Goal of the exercise: Say how many lines contain "Emendas"; the answer is the number alone.

Start of Records provided

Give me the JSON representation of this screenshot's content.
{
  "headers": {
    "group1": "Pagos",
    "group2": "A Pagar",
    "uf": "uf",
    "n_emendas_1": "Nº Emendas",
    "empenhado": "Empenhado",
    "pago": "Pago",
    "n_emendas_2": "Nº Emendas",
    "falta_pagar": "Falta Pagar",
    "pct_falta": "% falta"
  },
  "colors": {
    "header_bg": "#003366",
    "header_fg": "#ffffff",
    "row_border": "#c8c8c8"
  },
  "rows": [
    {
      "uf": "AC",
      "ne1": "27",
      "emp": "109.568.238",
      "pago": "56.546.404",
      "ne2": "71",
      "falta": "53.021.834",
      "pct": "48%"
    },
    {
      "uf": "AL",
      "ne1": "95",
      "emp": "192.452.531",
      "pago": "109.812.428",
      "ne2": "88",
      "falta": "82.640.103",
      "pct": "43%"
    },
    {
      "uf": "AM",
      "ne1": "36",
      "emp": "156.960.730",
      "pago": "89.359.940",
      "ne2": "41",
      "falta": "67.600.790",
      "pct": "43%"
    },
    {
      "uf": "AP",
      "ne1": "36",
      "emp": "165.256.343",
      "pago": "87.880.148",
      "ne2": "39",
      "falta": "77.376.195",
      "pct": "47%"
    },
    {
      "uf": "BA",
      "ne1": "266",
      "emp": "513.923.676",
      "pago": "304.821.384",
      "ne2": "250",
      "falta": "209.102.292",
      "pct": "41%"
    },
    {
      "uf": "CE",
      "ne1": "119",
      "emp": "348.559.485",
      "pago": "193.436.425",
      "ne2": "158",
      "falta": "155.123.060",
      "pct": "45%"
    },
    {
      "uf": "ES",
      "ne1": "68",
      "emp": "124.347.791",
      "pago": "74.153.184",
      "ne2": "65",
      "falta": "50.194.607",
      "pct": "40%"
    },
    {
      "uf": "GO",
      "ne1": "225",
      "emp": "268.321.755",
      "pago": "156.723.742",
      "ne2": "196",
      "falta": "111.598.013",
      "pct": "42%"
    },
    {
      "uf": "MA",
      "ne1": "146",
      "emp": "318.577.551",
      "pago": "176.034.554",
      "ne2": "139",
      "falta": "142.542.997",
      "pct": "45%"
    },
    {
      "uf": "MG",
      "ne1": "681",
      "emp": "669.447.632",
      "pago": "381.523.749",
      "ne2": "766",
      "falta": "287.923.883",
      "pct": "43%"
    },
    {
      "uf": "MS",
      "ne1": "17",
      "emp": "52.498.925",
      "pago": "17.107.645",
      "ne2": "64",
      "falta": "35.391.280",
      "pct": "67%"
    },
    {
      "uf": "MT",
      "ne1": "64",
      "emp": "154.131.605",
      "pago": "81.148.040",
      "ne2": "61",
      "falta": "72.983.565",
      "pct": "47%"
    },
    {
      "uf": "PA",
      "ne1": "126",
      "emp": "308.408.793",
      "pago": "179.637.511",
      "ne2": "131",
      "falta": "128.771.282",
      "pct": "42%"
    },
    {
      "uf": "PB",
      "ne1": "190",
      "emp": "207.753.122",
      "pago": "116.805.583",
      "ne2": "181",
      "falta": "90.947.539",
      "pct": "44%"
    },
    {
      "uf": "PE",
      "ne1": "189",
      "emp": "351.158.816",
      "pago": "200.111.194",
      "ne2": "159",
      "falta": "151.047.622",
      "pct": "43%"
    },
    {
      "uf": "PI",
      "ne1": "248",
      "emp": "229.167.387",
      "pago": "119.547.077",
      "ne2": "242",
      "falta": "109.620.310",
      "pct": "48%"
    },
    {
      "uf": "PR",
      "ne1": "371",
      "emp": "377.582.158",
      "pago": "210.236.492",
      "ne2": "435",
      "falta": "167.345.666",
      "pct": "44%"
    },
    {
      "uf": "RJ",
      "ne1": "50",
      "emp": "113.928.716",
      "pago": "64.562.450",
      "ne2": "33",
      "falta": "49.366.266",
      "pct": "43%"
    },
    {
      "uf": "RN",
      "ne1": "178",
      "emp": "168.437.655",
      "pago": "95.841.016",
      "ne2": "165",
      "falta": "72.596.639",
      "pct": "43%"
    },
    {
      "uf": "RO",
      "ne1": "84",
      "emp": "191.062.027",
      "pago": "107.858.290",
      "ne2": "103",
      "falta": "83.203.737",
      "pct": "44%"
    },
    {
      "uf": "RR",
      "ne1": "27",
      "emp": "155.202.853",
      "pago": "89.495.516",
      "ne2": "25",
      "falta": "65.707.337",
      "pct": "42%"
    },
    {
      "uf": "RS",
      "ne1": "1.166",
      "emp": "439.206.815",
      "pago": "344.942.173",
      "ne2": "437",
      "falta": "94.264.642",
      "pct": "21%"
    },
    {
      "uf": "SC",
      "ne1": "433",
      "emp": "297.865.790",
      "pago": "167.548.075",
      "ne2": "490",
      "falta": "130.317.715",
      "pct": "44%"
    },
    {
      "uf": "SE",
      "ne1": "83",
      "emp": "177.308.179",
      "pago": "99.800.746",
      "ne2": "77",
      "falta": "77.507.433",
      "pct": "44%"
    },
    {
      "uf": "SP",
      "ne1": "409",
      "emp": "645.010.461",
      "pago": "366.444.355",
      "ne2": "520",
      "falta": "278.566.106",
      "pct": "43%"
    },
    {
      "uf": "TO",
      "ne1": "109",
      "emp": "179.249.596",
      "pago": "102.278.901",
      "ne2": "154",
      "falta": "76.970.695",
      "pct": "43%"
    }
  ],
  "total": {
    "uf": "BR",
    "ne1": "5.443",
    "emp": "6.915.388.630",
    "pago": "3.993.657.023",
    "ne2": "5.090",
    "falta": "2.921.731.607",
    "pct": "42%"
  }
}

End of Records provided

Result of this task: 2